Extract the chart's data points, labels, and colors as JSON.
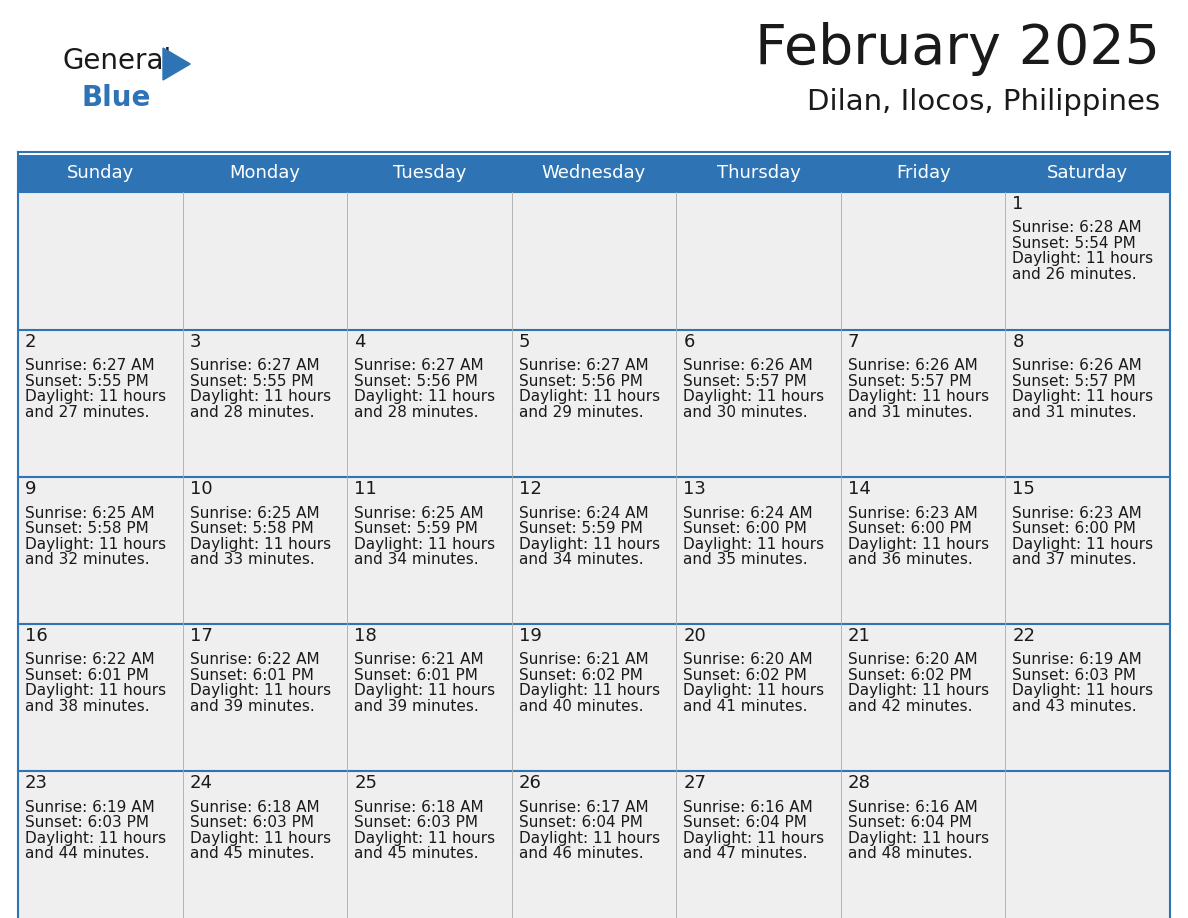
{
  "title": "February 2025",
  "subtitle": "Dilan, Ilocos, Philippines",
  "header_bg": "#2E74B5",
  "header_text_color": "#FFFFFF",
  "cell_bg": "#EFEFEF",
  "border_color": "#2E74B5",
  "day_number_color": "#1a1a1a",
  "cell_text_color": "#1a1a1a",
  "days_of_week": [
    "Sunday",
    "Monday",
    "Tuesday",
    "Wednesday",
    "Thursday",
    "Friday",
    "Saturday"
  ],
  "weeks": [
    [
      {
        "day": null
      },
      {
        "day": null
      },
      {
        "day": null
      },
      {
        "day": null
      },
      {
        "day": null
      },
      {
        "day": null
      },
      {
        "day": 1,
        "sunrise": "6:28 AM",
        "sunset": "5:54 PM",
        "daylight_line1": "Daylight: 11 hours",
        "daylight_line2": "and 26 minutes."
      }
    ],
    [
      {
        "day": 2,
        "sunrise": "6:27 AM",
        "sunset": "5:55 PM",
        "daylight_line1": "Daylight: 11 hours",
        "daylight_line2": "and 27 minutes."
      },
      {
        "day": 3,
        "sunrise": "6:27 AM",
        "sunset": "5:55 PM",
        "daylight_line1": "Daylight: 11 hours",
        "daylight_line2": "and 28 minutes."
      },
      {
        "day": 4,
        "sunrise": "6:27 AM",
        "sunset": "5:56 PM",
        "daylight_line1": "Daylight: 11 hours",
        "daylight_line2": "and 28 minutes."
      },
      {
        "day": 5,
        "sunrise": "6:27 AM",
        "sunset": "5:56 PM",
        "daylight_line1": "Daylight: 11 hours",
        "daylight_line2": "and 29 minutes."
      },
      {
        "day": 6,
        "sunrise": "6:26 AM",
        "sunset": "5:57 PM",
        "daylight_line1": "Daylight: 11 hours",
        "daylight_line2": "and 30 minutes."
      },
      {
        "day": 7,
        "sunrise": "6:26 AM",
        "sunset": "5:57 PM",
        "daylight_line1": "Daylight: 11 hours",
        "daylight_line2": "and 31 minutes."
      },
      {
        "day": 8,
        "sunrise": "6:26 AM",
        "sunset": "5:57 PM",
        "daylight_line1": "Daylight: 11 hours",
        "daylight_line2": "and 31 minutes."
      }
    ],
    [
      {
        "day": 9,
        "sunrise": "6:25 AM",
        "sunset": "5:58 PM",
        "daylight_line1": "Daylight: 11 hours",
        "daylight_line2": "and 32 minutes."
      },
      {
        "day": 10,
        "sunrise": "6:25 AM",
        "sunset": "5:58 PM",
        "daylight_line1": "Daylight: 11 hours",
        "daylight_line2": "and 33 minutes."
      },
      {
        "day": 11,
        "sunrise": "6:25 AM",
        "sunset": "5:59 PM",
        "daylight_line1": "Daylight: 11 hours",
        "daylight_line2": "and 34 minutes."
      },
      {
        "day": 12,
        "sunrise": "6:24 AM",
        "sunset": "5:59 PM",
        "daylight_line1": "Daylight: 11 hours",
        "daylight_line2": "and 34 minutes."
      },
      {
        "day": 13,
        "sunrise": "6:24 AM",
        "sunset": "6:00 PM",
        "daylight_line1": "Daylight: 11 hours",
        "daylight_line2": "and 35 minutes."
      },
      {
        "day": 14,
        "sunrise": "6:23 AM",
        "sunset": "6:00 PM",
        "daylight_line1": "Daylight: 11 hours",
        "daylight_line2": "and 36 minutes."
      },
      {
        "day": 15,
        "sunrise": "6:23 AM",
        "sunset": "6:00 PM",
        "daylight_line1": "Daylight: 11 hours",
        "daylight_line2": "and 37 minutes."
      }
    ],
    [
      {
        "day": 16,
        "sunrise": "6:22 AM",
        "sunset": "6:01 PM",
        "daylight_line1": "Daylight: 11 hours",
        "daylight_line2": "and 38 minutes."
      },
      {
        "day": 17,
        "sunrise": "6:22 AM",
        "sunset": "6:01 PM",
        "daylight_line1": "Daylight: 11 hours",
        "daylight_line2": "and 39 minutes."
      },
      {
        "day": 18,
        "sunrise": "6:21 AM",
        "sunset": "6:01 PM",
        "daylight_line1": "Daylight: 11 hours",
        "daylight_line2": "and 39 minutes."
      },
      {
        "day": 19,
        "sunrise": "6:21 AM",
        "sunset": "6:02 PM",
        "daylight_line1": "Daylight: 11 hours",
        "daylight_line2": "and 40 minutes."
      },
      {
        "day": 20,
        "sunrise": "6:20 AM",
        "sunset": "6:02 PM",
        "daylight_line1": "Daylight: 11 hours",
        "daylight_line2": "and 41 minutes."
      },
      {
        "day": 21,
        "sunrise": "6:20 AM",
        "sunset": "6:02 PM",
        "daylight_line1": "Daylight: 11 hours",
        "daylight_line2": "and 42 minutes."
      },
      {
        "day": 22,
        "sunrise": "6:19 AM",
        "sunset": "6:03 PM",
        "daylight_line1": "Daylight: 11 hours",
        "daylight_line2": "and 43 minutes."
      }
    ],
    [
      {
        "day": 23,
        "sunrise": "6:19 AM",
        "sunset": "6:03 PM",
        "daylight_line1": "Daylight: 11 hours",
        "daylight_line2": "and 44 minutes."
      },
      {
        "day": 24,
        "sunrise": "6:18 AM",
        "sunset": "6:03 PM",
        "daylight_line1": "Daylight: 11 hours",
        "daylight_line2": "and 45 minutes."
      },
      {
        "day": 25,
        "sunrise": "6:18 AM",
        "sunset": "6:03 PM",
        "daylight_line1": "Daylight: 11 hours",
        "daylight_line2": "and 45 minutes."
      },
      {
        "day": 26,
        "sunrise": "6:17 AM",
        "sunset": "6:04 PM",
        "daylight_line1": "Daylight: 11 hours",
        "daylight_line2": "and 46 minutes."
      },
      {
        "day": 27,
        "sunrise": "6:16 AM",
        "sunset": "6:04 PM",
        "daylight_line1": "Daylight: 11 hours",
        "daylight_line2": "and 47 minutes."
      },
      {
        "day": 28,
        "sunrise": "6:16 AM",
        "sunset": "6:04 PM",
        "daylight_line1": "Daylight: 11 hours",
        "daylight_line2": "and 48 minutes."
      },
      {
        "day": null
      }
    ]
  ]
}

Problem statement: Every line should be retyped exactly, with the pictures omitted.

Result:
Extract the chart's data points, labels, and colors as JSON.
{
  "title": "February 2025",
  "subtitle": "Dilan, Ilocos, Philippines",
  "header_bg": "#2E74B5",
  "header_text_color": "#FFFFFF",
  "cell_bg": "#EFEFEF",
  "border_color": "#2E74B5",
  "day_number_color": "#1a1a1a",
  "cell_text_color": "#1a1a1a",
  "days_of_week": [
    "Sunday",
    "Monday",
    "Tuesday",
    "Wednesday",
    "Thursday",
    "Friday",
    "Saturday"
  ],
  "weeks": [
    [
      {
        "day": null
      },
      {
        "day": null
      },
      {
        "day": null
      },
      {
        "day": null
      },
      {
        "day": null
      },
      {
        "day": null
      },
      {
        "day": 1,
        "sunrise": "6:28 AM",
        "sunset": "5:54 PM",
        "daylight_line1": "Daylight: 11 hours",
        "daylight_line2": "and 26 minutes."
      }
    ],
    [
      {
        "day": 2,
        "sunrise": "6:27 AM",
        "sunset": "5:55 PM",
        "daylight_line1": "Daylight: 11 hours",
        "daylight_line2": "and 27 minutes."
      },
      {
        "day": 3,
        "sunrise": "6:27 AM",
        "sunset": "5:55 PM",
        "daylight_line1": "Daylight: 11 hours",
        "daylight_line2": "and 28 minutes."
      },
      {
        "day": 4,
        "sunrise": "6:27 AM",
        "sunset": "5:56 PM",
        "daylight_line1": "Daylight: 11 hours",
        "daylight_line2": "and 28 minutes."
      },
      {
        "day": 5,
        "sunrise": "6:27 AM",
        "sunset": "5:56 PM",
        "daylight_line1": "Daylight: 11 hours",
        "daylight_line2": "and 29 minutes."
      },
      {
        "day": 6,
        "sunrise": "6:26 AM",
        "sunset": "5:57 PM",
        "daylight_line1": "Daylight: 11 hours",
        "daylight_line2": "and 30 minutes."
      },
      {
        "day": 7,
        "sunrise": "6:26 AM",
        "sunset": "5:57 PM",
        "daylight_line1": "Daylight: 11 hours",
        "daylight_line2": "and 31 minutes."
      },
      {
        "day": 8,
        "sunrise": "6:26 AM",
        "sunset": "5:57 PM",
        "daylight_line1": "Daylight: 11 hours",
        "daylight_line2": "and 31 minutes."
      }
    ],
    [
      {
        "day": 9,
        "sunrise": "6:25 AM",
        "sunset": "5:58 PM",
        "daylight_line1": "Daylight: 11 hours",
        "daylight_line2": "and 32 minutes."
      },
      {
        "day": 10,
        "sunrise": "6:25 AM",
        "sunset": "5:58 PM",
        "daylight_line1": "Daylight: 11 hours",
        "daylight_line2": "and 33 minutes."
      },
      {
        "day": 11,
        "sunrise": "6:25 AM",
        "sunset": "5:59 PM",
        "daylight_line1": "Daylight: 11 hours",
        "daylight_line2": "and 34 minutes."
      },
      {
        "day": 12,
        "sunrise": "6:24 AM",
        "sunset": "5:59 PM",
        "daylight_line1": "Daylight: 11 hours",
        "daylight_line2": "and 34 minutes."
      },
      {
        "day": 13,
        "sunrise": "6:24 AM",
        "sunset": "6:00 PM",
        "daylight_line1": "Daylight: 11 hours",
        "daylight_line2": "and 35 minutes."
      },
      {
        "day": 14,
        "sunrise": "6:23 AM",
        "sunset": "6:00 PM",
        "daylight_line1": "Daylight: 11 hours",
        "daylight_line2": "and 36 minutes."
      },
      {
        "day": 15,
        "sunrise": "6:23 AM",
        "sunset": "6:00 PM",
        "daylight_line1": "Daylight: 11 hours",
        "daylight_line2": "and 37 minutes."
      }
    ],
    [
      {
        "day": 16,
        "sunrise": "6:22 AM",
        "sunset": "6:01 PM",
        "daylight_line1": "Daylight: 11 hours",
        "daylight_line2": "and 38 minutes."
      },
      {
        "day": 17,
        "sunrise": "6:22 AM",
        "sunset": "6:01 PM",
        "daylight_line1": "Daylight: 11 hours",
        "daylight_line2": "and 39 minutes."
      },
      {
        "day": 18,
        "sunrise": "6:21 AM",
        "sunset": "6:01 PM",
        "daylight_line1": "Daylight: 11 hours",
        "daylight_line2": "and 39 minutes."
      },
      {
        "day": 19,
        "sunrise": "6:21 AM",
        "sunset": "6:02 PM",
        "daylight_line1": "Daylight: 11 hours",
        "daylight_line2": "and 40 minutes."
      },
      {
        "day": 20,
        "sunrise": "6:20 AM",
        "sunset": "6:02 PM",
        "daylight_line1": "Daylight: 11 hours",
        "daylight_line2": "and 41 minutes."
      },
      {
        "day": 21,
        "sunrise": "6:20 AM",
        "sunset": "6:02 PM",
        "daylight_line1": "Daylight: 11 hours",
        "daylight_line2": "and 42 minutes."
      },
      {
        "day": 22,
        "sunrise": "6:19 AM",
        "sunset": "6:03 PM",
        "daylight_line1": "Daylight: 11 hours",
        "daylight_line2": "and 43 minutes."
      }
    ],
    [
      {
        "day": 23,
        "sunrise": "6:19 AM",
        "sunset": "6:03 PM",
        "daylight_line1": "Daylight: 11 hours",
        "daylight_line2": "and 44 minutes."
      },
      {
        "day": 24,
        "sunrise": "6:18 AM",
        "sunset": "6:03 PM",
        "daylight_line1": "Daylight: 11 hours",
        "daylight_line2": "and 45 minutes."
      },
      {
        "day": 25,
        "sunrise": "6:18 AM",
        "sunset": "6:03 PM",
        "daylight_line1": "Daylight: 11 hours",
        "daylight_line2": "and 45 minutes."
      },
      {
        "day": 26,
        "sunrise": "6:17 AM",
        "sunset": "6:04 PM",
        "daylight_line1": "Daylight: 11 hours",
        "daylight_line2": "and 46 minutes."
      },
      {
        "day": 27,
        "sunrise": "6:16 AM",
        "sunset": "6:04 PM",
        "daylight_line1": "Daylight: 11 hours",
        "daylight_line2": "and 47 minutes."
      },
      {
        "day": 28,
        "sunrise": "6:16 AM",
        "sunset": "6:04 PM",
        "daylight_line1": "Daylight: 11 hours",
        "daylight_line2": "and 48 minutes."
      },
      {
        "day": null
      }
    ]
  ]
}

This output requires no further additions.